(Stored data)
>> Begin
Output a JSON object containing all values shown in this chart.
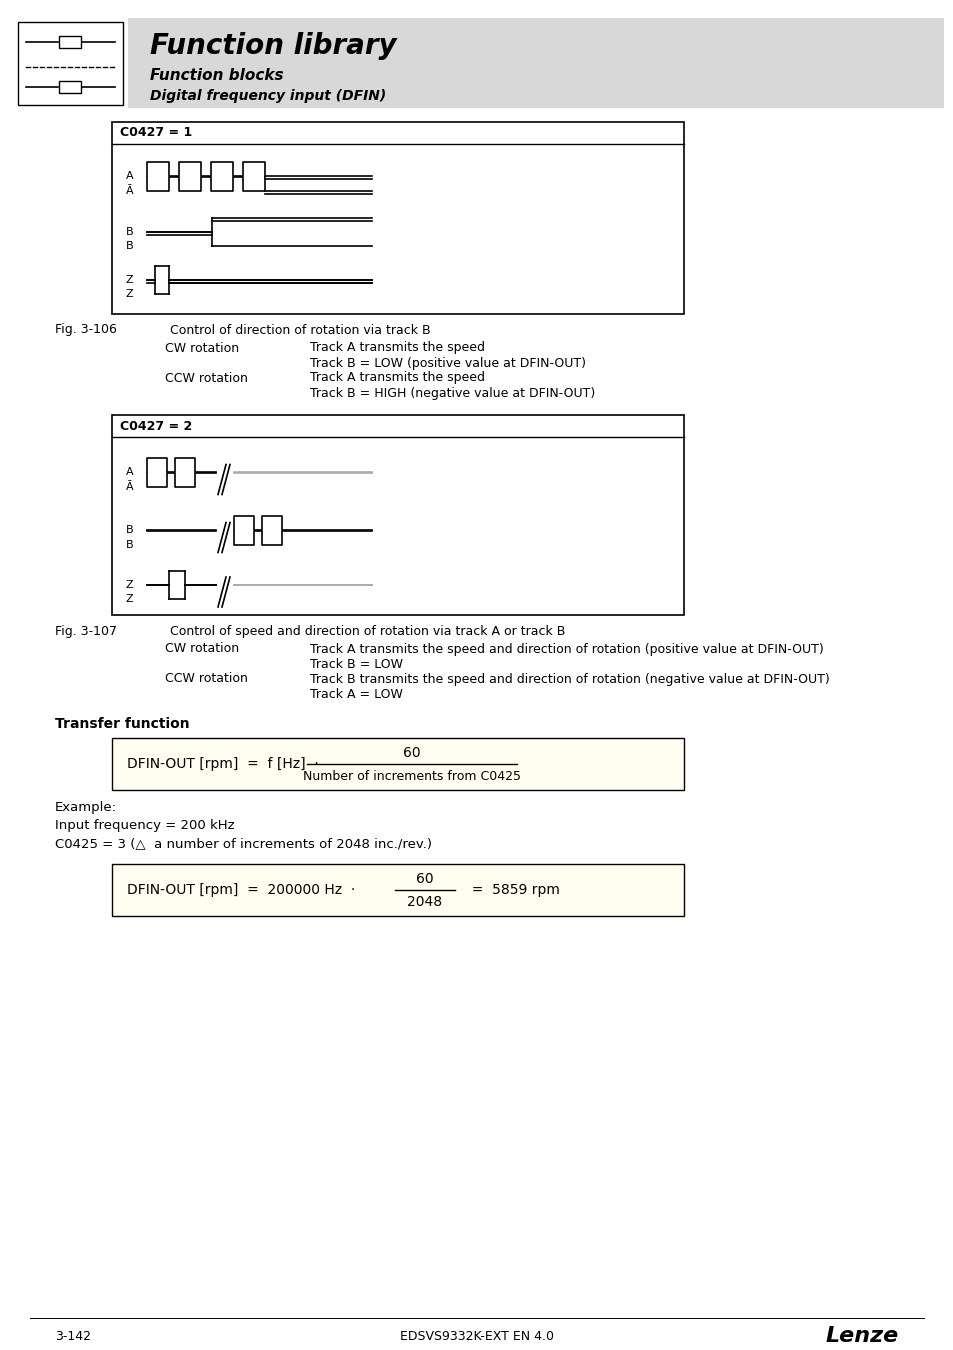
{
  "title": "Function library",
  "subtitle": "Function blocks",
  "subtitle2": "Digital frequency input (DFIN)",
  "header_bg": "#d8d8d8",
  "page_number": "3-142",
  "doc_number": "EDSVS9332K-EXT EN 4.0",
  "brand": "Lenze",
  "fig1_label": "C0427 = 1",
  "fig2_label": "C0427 = 2",
  "fig_ref1": "Fig. 3-106",
  "fig_ref2": "Fig. 3-107",
  "fig1_caption": "Control of direction of rotation via track B",
  "fig2_caption": "Control of speed and direction of rotation via track A or track B",
  "cw_label": "CW rotation",
  "ccw_label": "CCW rotation",
  "fig1_cw_line1": "Track A transmits the speed",
  "fig1_cw_line2": "Track B = LOW (positive value at DFIN-OUT)",
  "fig1_ccw_line1": "Track A transmits the speed",
  "fig1_ccw_line2": "Track B = HIGH (negative value at DFIN-OUT)",
  "fig2_cw_line1": "Track A transmits the speed and direction of rotation (positive value at DFIN-OUT)",
  "fig2_cw_line2": "Track B = LOW",
  "fig2_ccw_line1": "Track B transmits the speed and direction of rotation (negative value at DFIN-OUT)",
  "fig2_ccw_line2": "Track A = LOW",
  "transfer_title": "Transfer function",
  "transfer_formula": "DFIN-OUT [rpm]  =  f [Hz]  ·",
  "transfer_numerator": "60",
  "transfer_denominator": "Number of increments from C0425",
  "example_label": "Example:",
  "example_line1": "Input frequency = 200 kHz",
  "example_line2": "C0425 = 3 (△  a number of increments of 2048 inc./rev.)",
  "formula2": "DFIN-OUT [rpm]  =  200000 Hz  ·",
  "formula2_num": "60",
  "formula2_den": "2048",
  "formula2_end": "=  5859 rpm",
  "background": "#ffffff",
  "box_border": "#000000",
  "text_color": "#000000"
}
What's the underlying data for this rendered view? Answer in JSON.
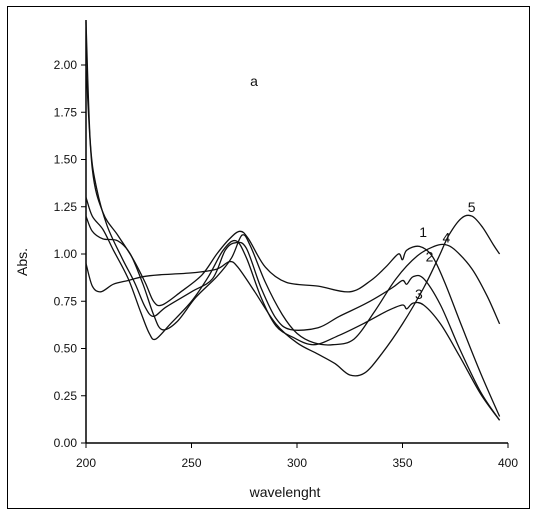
{
  "chart_data": {
    "type": "line",
    "panel_label": "a",
    "xlabel": "wavelenght",
    "ylabel": "Abs.",
    "xlim": [
      200,
      400
    ],
    "ylim": [
      0.0,
      2.0
    ],
    "x_ticks": [
      200,
      250,
      300,
      350,
      400
    ],
    "y_ticks": [
      0.0,
      0.25,
      0.5,
      0.75,
      1.0,
      1.25,
      1.5,
      1.75,
      2.0
    ],
    "y_tick_labels": [
      "0.00",
      "0.25",
      "0.50",
      "0.75",
      "1.00",
      "1.25",
      "1.50",
      "1.75",
      "2.00"
    ],
    "x_tick_labels": [
      "200",
      "250",
      "300",
      "350",
      "400"
    ],
    "grid": false,
    "series": [
      {
        "name": "1",
        "label_at": [
          357,
          1.07
        ],
        "points": [
          [
            200,
            2.0
          ],
          [
            203,
            1.45
          ],
          [
            208,
            1.22
          ],
          [
            215,
            1.1
          ],
          [
            222,
            0.98
          ],
          [
            228,
            0.85
          ],
          [
            232,
            0.75
          ],
          [
            236,
            0.73
          ],
          [
            245,
            0.8
          ],
          [
            255,
            0.89
          ],
          [
            262,
            1.0
          ],
          [
            268,
            1.08
          ],
          [
            273,
            1.12
          ],
          [
            277,
            1.08
          ],
          [
            285,
            0.93
          ],
          [
            295,
            0.85
          ],
          [
            310,
            0.83
          ],
          [
            325,
            0.8
          ],
          [
            335,
            0.86
          ],
          [
            342,
            0.93
          ],
          [
            348,
            1.0
          ],
          [
            350,
            0.97
          ],
          [
            352,
            1.02
          ],
          [
            358,
            1.04
          ],
          [
            364,
            0.99
          ],
          [
            370,
            0.85
          ],
          [
            378,
            0.62
          ],
          [
            387,
            0.37
          ],
          [
            396,
            0.14
          ]
        ]
      },
      {
        "name": "2",
        "label_at": [
          360,
          0.94
        ],
        "points": [
          [
            200,
            2.23
          ],
          [
            202,
            1.6
          ],
          [
            205,
            1.35
          ],
          [
            210,
            1.15
          ],
          [
            217,
            0.98
          ],
          [
            223,
            0.85
          ],
          [
            228,
            0.72
          ],
          [
            232,
            0.67
          ],
          [
            238,
            0.72
          ],
          [
            250,
            0.8
          ],
          [
            260,
            0.87
          ],
          [
            266,
            1.02
          ],
          [
            271,
            1.06
          ],
          [
            276,
            1.03
          ],
          [
            283,
            0.82
          ],
          [
            290,
            0.66
          ],
          [
            297,
            0.6
          ],
          [
            310,
            0.61
          ],
          [
            320,
            0.67
          ],
          [
            333,
            0.74
          ],
          [
            345,
            0.82
          ],
          [
            350,
            0.86
          ],
          [
            352,
            0.84
          ],
          [
            355,
            0.88
          ],
          [
            360,
            0.87
          ],
          [
            368,
            0.73
          ],
          [
            377,
            0.5
          ],
          [
            387,
            0.27
          ],
          [
            396,
            0.12
          ]
        ]
      },
      {
        "name": "3",
        "label_at": [
          355,
          0.74
        ],
        "points": [
          [
            200,
            1.3
          ],
          [
            203,
            1.2
          ],
          [
            208,
            1.13
          ],
          [
            213,
            1.02
          ],
          [
            220,
            0.87
          ],
          [
            226,
            0.69
          ],
          [
            230,
            0.58
          ],
          [
            233,
            0.55
          ],
          [
            240,
            0.63
          ],
          [
            250,
            0.75
          ],
          [
            258,
            0.88
          ],
          [
            265,
            1.02
          ],
          [
            271,
            1.07
          ],
          [
            276,
            0.98
          ],
          [
            283,
            0.77
          ],
          [
            290,
            0.62
          ],
          [
            298,
            0.56
          ],
          [
            308,
            0.52
          ],
          [
            320,
            0.57
          ],
          [
            333,
            0.64
          ],
          [
            343,
            0.7
          ],
          [
            350,
            0.73
          ],
          [
            352,
            0.71
          ],
          [
            355,
            0.74
          ],
          [
            360,
            0.73
          ],
          [
            368,
            0.63
          ],
          [
            377,
            0.46
          ],
          [
            387,
            0.26
          ],
          [
            396,
            0.12
          ]
        ]
      },
      {
        "name": "4",
        "label_at": [
          368,
          1.04
        ],
        "points": [
          [
            200,
            1.2
          ],
          [
            203,
            1.12
          ],
          [
            208,
            1.08
          ],
          [
            215,
            1.07
          ],
          [
            221,
            1.0
          ],
          [
            227,
            0.84
          ],
          [
            232,
            0.68
          ],
          [
            236,
            0.6
          ],
          [
            243,
            0.64
          ],
          [
            252,
            0.77
          ],
          [
            262,
            0.88
          ],
          [
            269,
            0.98
          ],
          [
            274,
            1.1
          ],
          [
            278,
            1.04
          ],
          [
            285,
            0.85
          ],
          [
            293,
            0.68
          ],
          [
            300,
            0.58
          ],
          [
            308,
            0.53
          ],
          [
            317,
            0.52
          ],
          [
            327,
            0.55
          ],
          [
            337,
            0.7
          ],
          [
            347,
            0.87
          ],
          [
            357,
            0.99
          ],
          [
            365,
            1.04
          ],
          [
            370,
            1.05
          ],
          [
            375,
            1.02
          ],
          [
            383,
            0.92
          ],
          [
            390,
            0.78
          ],
          [
            396,
            0.63
          ]
        ]
      },
      {
        "name": "5",
        "label_at": [
          380,
          1.2
        ],
        "points": [
          [
            200,
            0.95
          ],
          [
            203,
            0.83
          ],
          [
            207,
            0.8
          ],
          [
            213,
            0.84
          ],
          [
            220,
            0.86
          ],
          [
            227,
            0.88
          ],
          [
            235,
            0.89
          ],
          [
            250,
            0.9
          ],
          [
            262,
            0.92
          ],
          [
            268,
            0.96
          ],
          [
            272,
            0.93
          ],
          [
            280,
            0.8
          ],
          [
            290,
            0.63
          ],
          [
            300,
            0.53
          ],
          [
            310,
            0.47
          ],
          [
            318,
            0.42
          ],
          [
            325,
            0.36
          ],
          [
            332,
            0.37
          ],
          [
            340,
            0.47
          ],
          [
            350,
            0.63
          ],
          [
            360,
            0.82
          ],
          [
            367,
            0.98
          ],
          [
            372,
            1.1
          ],
          [
            378,
            1.19
          ],
          [
            383,
            1.2
          ],
          [
            388,
            1.14
          ],
          [
            393,
            1.05
          ],
          [
            396,
            1.0
          ]
        ]
      }
    ]
  }
}
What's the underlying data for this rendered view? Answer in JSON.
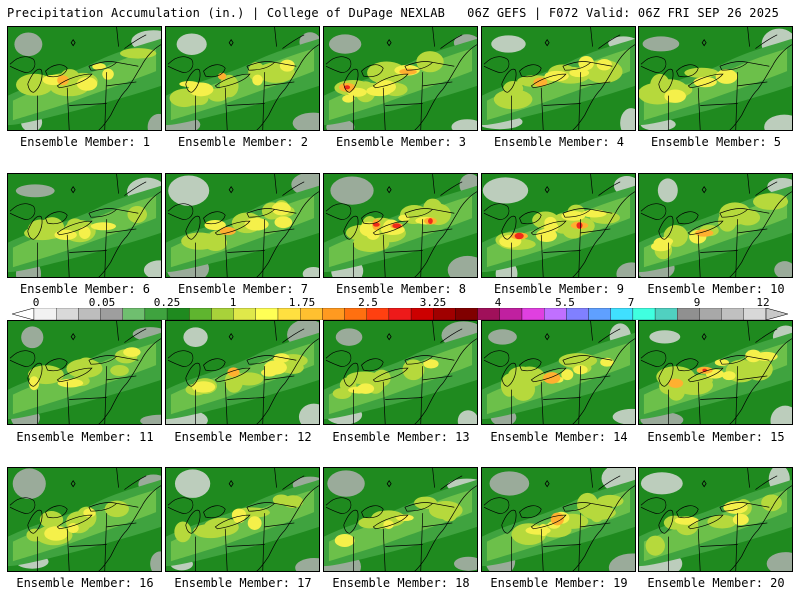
{
  "header": {
    "left": "Precipitation Accumulation (in.) | College of DuPage NEXLAB",
    "right": "06Z GEFS | F072 Valid: 06Z FRI SEP 26 2025"
  },
  "label_prefix": "Ensemble Member: ",
  "members": [
    {
      "label": "Ensemble Member: 1"
    },
    {
      "label": "Ensemble Member: 2"
    },
    {
      "label": "Ensemble Member: 3"
    },
    {
      "label": "Ensemble Member: 4"
    },
    {
      "label": "Ensemble Member: 5"
    },
    {
      "label": "Ensemble Member: 6"
    },
    {
      "label": "Ensemble Member: 7"
    },
    {
      "label": "Ensemble Member: 8"
    },
    {
      "label": "Ensemble Member: 9"
    },
    {
      "label": "Ensemble Member: 10"
    },
    {
      "label": "Ensemble Member: 11"
    },
    {
      "label": "Ensemble Member: 12"
    },
    {
      "label": "Ensemble Member: 13"
    },
    {
      "label": "Ensemble Member: 14"
    },
    {
      "label": "Ensemble Member: 15"
    },
    {
      "label": "Ensemble Member: 16"
    },
    {
      "label": "Ensemble Member: 17"
    },
    {
      "label": "Ensemble Member: 18"
    },
    {
      "label": "Ensemble Member: 19"
    },
    {
      "label": "Ensemble Member: 20"
    }
  ],
  "colorbar": {
    "tick_labels": [
      "0",
      "0.05",
      "0.25",
      "1",
      "1.75",
      "2.5",
      "3.25",
      "4",
      "5.5",
      "7",
      "9",
      "12"
    ],
    "colors": [
      "#f2f2f2",
      "#d9d9d9",
      "#bdbdbd",
      "#9e9e9e",
      "#6fbf6f",
      "#3fa33f",
      "#1f8a1f",
      "#5fb52f",
      "#a8d23a",
      "#dfe84a",
      "#ffff55",
      "#ffe040",
      "#ffc030",
      "#ff9a20",
      "#ff7010",
      "#ff4010",
      "#ee1a1a",
      "#cc0000",
      "#a00000",
      "#800000",
      "#a0105a",
      "#c020a0",
      "#e040e0",
      "#c070ff",
      "#8080ff",
      "#5fa0ff",
      "#40e0ff",
      "#40ffe0",
      "#50d0c0",
      "#909090",
      "#a8a8a8",
      "#c0c0c0",
      "#d8d8d8"
    ]
  },
  "palette": {
    "green_dark": "#1f8a1f",
    "green": "#3fa33f",
    "green_light": "#6cc04a",
    "yellow_green": "#b6d93c",
    "yellow": "#f5f04a",
    "orange": "#ffb030",
    "red": "#ee2a1a",
    "gray": "#b0b0b0",
    "gray_light": "#d8d8d8"
  }
}
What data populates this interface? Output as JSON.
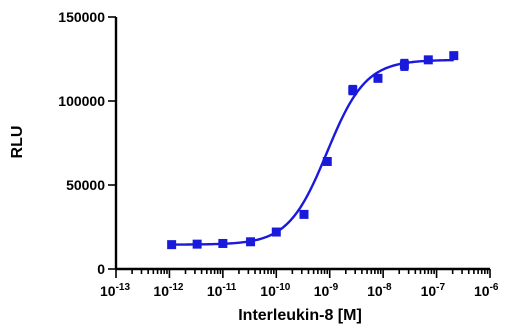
{
  "chart_data": {
    "type": "scatter",
    "title": "",
    "xlabel": "Interleukin-8 [M]",
    "ylabel": "RLU",
    "x_scale": "log10",
    "xlim": [
      1e-13,
      1e-06
    ],
    "ylim": [
      0,
      150000
    ],
    "x_ticks": [
      {
        "value": 1e-13,
        "base": "10",
        "exp": "-13"
      },
      {
        "value": 1e-12,
        "base": "10",
        "exp": "-12"
      },
      {
        "value": 1e-11,
        "base": "10",
        "exp": "-11"
      },
      {
        "value": 1e-10,
        "base": "10",
        "exp": "-10"
      },
      {
        "value": 1e-09,
        "base": "10",
        "exp": "-9"
      },
      {
        "value": 1e-08,
        "base": "10",
        "exp": "-8"
      },
      {
        "value": 1e-07,
        "base": "10",
        "exp": "-7"
      },
      {
        "value": 1e-06,
        "base": "10",
        "exp": "-6"
      }
    ],
    "y_ticks": [
      {
        "value": 0,
        "label": "0"
      },
      {
        "value": 50000,
        "label": "50000"
      },
      {
        "value": 100000,
        "label": "100000"
      },
      {
        "value": 150000,
        "label": "150000"
      }
    ],
    "grid": false,
    "color": "#1a1adc",
    "series": [
      {
        "marker": "square",
        "x": [
          1.1e-12,
          3.3e-12,
          1e-11,
          3.3e-11,
          1e-10,
          3.3e-10,
          9e-10,
          2.7e-09,
          8e-09,
          2.5e-08,
          7e-08,
          2.1e-07
        ],
        "y": [
          14500,
          14800,
          15200,
          16200,
          22000,
          32500,
          64000,
          106500,
          113500,
          121500,
          124500,
          127000
        ],
        "err": [
          500,
          500,
          500,
          500,
          800,
          800,
          1000,
          2500,
          1000,
          3000,
          1000,
          1500
        ]
      }
    ],
    "fit": {
      "model": "four-parameter-logistic",
      "bottom": 14500,
      "top": 124500,
      "logEC50": -9.05,
      "hillslope": 1.2
    }
  }
}
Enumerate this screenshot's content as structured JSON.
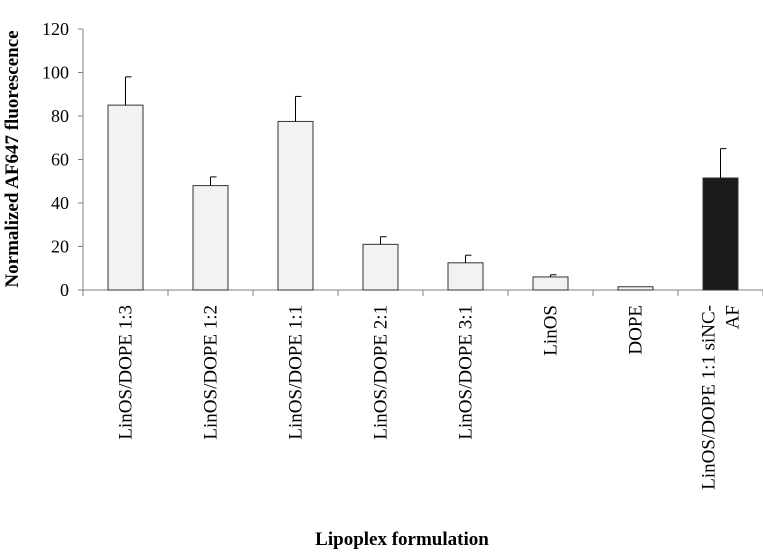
{
  "chart_data": {
    "type": "bar",
    "title": "",
    "xlabel": "Lipoplex formulation",
    "ylabel": "Normalized AF647 fluorescence",
    "ylim": [
      0,
      120
    ],
    "yticks": [
      0,
      20,
      40,
      60,
      80,
      100,
      120
    ],
    "grid": false,
    "categories": [
      [
        "LinOS/DOPE 1:3"
      ],
      [
        "LinOS/DOPE 1:2"
      ],
      [
        "LinOS/DOPE 1:1"
      ],
      [
        "LinOS/DOPE 2:1"
      ],
      [
        "LinOS/DOPE 3:1"
      ],
      [
        "LinOS"
      ],
      [
        "DOPE"
      ],
      [
        "LinOS/DOPE 1:1 siNC-",
        "AF"
      ]
    ],
    "values": [
      85,
      48,
      77.5,
      21,
      12.5,
      6,
      1.5,
      51.5
    ],
    "errors": [
      13,
      4,
      11.5,
      3.5,
      3.5,
      1,
      0,
      13.5
    ],
    "bar_colors": [
      "#f2f2f2",
      "#f2f2f2",
      "#f2f2f2",
      "#f2f2f2",
      "#f2f2f2",
      "#f2f2f2",
      "#f2f2f2",
      "#1a1a1a"
    ],
    "axis_color": "#808080"
  }
}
>> End
- **Problem description**
Go through the data and gather every line that holds "ylabel".

- **Completed task**
    "ylabel": "Abs.",
    "ylabel": "RLU",
    "ylabel": "Normalized AF647 fluorescence",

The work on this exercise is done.